→ Required work: For each line that holds "皮带宽度", copy the line out.

----- Input rows -----

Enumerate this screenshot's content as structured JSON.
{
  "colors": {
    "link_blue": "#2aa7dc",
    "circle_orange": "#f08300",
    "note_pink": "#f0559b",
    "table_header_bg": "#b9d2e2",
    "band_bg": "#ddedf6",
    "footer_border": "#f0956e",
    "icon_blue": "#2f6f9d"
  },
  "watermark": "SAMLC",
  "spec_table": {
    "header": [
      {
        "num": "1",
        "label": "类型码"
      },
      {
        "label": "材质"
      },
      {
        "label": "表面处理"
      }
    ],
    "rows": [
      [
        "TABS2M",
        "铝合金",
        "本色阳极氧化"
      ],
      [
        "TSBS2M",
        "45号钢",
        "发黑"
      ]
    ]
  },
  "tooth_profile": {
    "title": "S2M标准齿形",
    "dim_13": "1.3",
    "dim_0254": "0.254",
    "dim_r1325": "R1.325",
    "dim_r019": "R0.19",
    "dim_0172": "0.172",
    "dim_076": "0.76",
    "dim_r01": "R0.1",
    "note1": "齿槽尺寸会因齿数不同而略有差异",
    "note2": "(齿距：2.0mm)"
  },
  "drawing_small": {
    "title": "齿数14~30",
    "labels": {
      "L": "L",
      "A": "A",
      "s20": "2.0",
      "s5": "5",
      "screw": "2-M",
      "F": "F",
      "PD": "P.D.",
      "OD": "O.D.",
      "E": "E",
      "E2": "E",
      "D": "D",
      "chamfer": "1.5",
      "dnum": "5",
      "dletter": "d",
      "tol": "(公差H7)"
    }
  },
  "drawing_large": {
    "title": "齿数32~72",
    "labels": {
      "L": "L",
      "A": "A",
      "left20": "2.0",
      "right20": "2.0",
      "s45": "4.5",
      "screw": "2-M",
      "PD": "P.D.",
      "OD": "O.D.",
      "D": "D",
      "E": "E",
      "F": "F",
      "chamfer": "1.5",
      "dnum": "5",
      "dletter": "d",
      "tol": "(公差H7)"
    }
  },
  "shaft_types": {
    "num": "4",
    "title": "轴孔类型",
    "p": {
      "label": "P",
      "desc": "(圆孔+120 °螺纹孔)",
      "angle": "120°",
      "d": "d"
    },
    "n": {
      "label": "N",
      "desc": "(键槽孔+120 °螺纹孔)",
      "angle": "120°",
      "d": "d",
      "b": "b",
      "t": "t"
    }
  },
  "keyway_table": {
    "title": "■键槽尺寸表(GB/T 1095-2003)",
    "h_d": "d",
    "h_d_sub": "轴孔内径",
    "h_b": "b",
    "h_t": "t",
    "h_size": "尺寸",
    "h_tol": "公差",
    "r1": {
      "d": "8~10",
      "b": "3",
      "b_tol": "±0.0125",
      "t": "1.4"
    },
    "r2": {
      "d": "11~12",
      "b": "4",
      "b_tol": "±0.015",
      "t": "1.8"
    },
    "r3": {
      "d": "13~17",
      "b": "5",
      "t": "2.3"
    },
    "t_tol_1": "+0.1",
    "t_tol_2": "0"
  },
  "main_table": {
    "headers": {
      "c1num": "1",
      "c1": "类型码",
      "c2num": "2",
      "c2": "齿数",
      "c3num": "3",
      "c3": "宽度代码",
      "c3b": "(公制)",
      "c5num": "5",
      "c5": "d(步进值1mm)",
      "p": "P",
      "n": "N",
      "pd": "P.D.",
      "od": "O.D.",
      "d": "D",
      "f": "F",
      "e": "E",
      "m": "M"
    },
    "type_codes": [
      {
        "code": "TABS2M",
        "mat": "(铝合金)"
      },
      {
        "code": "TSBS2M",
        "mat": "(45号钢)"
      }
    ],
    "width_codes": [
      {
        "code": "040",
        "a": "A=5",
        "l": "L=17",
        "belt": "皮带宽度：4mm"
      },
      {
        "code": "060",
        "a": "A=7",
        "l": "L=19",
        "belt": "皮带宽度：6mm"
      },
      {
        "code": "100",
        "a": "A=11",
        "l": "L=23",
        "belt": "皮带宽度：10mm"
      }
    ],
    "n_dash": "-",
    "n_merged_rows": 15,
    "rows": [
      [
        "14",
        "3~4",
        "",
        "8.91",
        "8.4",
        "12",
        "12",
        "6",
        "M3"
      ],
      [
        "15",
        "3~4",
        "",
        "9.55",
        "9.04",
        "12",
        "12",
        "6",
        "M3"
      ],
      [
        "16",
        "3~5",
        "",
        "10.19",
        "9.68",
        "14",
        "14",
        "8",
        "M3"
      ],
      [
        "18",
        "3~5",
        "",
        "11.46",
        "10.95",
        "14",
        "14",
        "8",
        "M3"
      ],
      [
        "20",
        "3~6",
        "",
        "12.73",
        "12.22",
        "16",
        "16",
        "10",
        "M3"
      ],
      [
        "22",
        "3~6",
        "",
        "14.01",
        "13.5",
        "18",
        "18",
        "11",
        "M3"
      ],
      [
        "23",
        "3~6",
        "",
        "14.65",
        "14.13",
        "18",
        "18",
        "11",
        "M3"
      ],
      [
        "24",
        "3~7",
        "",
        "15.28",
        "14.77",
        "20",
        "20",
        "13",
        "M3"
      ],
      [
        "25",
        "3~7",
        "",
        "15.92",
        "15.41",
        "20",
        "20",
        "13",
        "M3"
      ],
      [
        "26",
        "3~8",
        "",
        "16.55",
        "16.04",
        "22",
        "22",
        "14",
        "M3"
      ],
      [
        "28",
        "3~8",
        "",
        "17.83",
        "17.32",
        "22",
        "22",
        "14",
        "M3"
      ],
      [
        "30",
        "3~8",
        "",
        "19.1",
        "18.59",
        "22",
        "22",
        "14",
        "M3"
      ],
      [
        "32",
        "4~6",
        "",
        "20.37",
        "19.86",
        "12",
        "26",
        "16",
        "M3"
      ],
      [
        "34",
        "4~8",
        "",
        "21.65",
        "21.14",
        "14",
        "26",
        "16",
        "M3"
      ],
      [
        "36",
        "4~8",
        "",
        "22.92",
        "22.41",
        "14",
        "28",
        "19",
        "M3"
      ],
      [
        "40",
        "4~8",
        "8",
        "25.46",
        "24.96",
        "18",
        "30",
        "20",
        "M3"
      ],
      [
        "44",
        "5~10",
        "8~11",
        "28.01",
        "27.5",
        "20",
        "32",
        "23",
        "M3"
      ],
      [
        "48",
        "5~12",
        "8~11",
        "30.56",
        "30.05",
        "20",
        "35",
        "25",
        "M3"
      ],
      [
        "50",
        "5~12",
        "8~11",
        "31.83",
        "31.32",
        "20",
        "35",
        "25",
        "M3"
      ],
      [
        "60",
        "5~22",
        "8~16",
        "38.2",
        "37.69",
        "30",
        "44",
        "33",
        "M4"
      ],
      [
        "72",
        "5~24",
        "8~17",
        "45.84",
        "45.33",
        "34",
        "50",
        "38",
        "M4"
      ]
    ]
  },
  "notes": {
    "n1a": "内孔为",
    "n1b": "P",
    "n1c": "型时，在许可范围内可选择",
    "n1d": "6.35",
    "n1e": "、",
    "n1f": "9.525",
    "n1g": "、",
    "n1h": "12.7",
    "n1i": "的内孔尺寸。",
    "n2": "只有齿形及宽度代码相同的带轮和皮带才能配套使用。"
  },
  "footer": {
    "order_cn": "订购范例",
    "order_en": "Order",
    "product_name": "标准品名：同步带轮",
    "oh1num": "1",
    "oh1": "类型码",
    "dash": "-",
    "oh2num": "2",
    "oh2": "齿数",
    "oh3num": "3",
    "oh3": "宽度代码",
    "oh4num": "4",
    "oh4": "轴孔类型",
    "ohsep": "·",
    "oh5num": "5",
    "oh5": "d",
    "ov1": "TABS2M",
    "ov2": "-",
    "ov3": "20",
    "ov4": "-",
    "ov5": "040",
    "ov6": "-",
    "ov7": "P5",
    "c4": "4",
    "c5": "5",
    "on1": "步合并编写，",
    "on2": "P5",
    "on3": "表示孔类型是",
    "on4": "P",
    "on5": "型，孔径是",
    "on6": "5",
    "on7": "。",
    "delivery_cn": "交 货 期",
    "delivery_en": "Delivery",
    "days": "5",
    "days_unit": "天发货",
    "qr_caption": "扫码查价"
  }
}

-----

→ Written answer:
        "belt": "皮带宽度：4mm"
        "belt": "皮带宽度：6mm"
        "belt": "皮带宽度：10mm"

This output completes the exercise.